> [TASK REQUIREMENTS]: In the records that follow, show each line where the word "سيدي" is present.

[Stored items]
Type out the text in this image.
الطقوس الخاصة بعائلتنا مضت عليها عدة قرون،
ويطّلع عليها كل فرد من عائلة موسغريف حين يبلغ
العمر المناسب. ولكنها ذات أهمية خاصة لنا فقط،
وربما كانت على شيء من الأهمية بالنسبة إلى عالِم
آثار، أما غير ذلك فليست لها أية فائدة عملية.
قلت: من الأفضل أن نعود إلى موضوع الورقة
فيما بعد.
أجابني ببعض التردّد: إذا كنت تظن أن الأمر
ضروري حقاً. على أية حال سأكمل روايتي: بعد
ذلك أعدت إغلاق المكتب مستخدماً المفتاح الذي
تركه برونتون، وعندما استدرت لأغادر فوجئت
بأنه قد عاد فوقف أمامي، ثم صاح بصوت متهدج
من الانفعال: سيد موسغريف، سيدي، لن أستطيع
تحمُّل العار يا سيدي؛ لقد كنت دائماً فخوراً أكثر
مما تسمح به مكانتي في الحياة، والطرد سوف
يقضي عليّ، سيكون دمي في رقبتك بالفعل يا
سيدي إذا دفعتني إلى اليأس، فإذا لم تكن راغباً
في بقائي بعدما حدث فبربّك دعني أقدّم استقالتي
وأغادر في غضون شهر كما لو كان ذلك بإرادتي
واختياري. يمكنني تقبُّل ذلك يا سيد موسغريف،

> [FINAL RESULT]:
من الانفعال: سيد موسغريف، سيدي، لن أستطيع
تحمُّل العار يا سيدي؛ لقد كنت دائماً فخوراً أكثر
سيدي إذا دفعتني إلى اليأس، فإذا لم تكن راغباً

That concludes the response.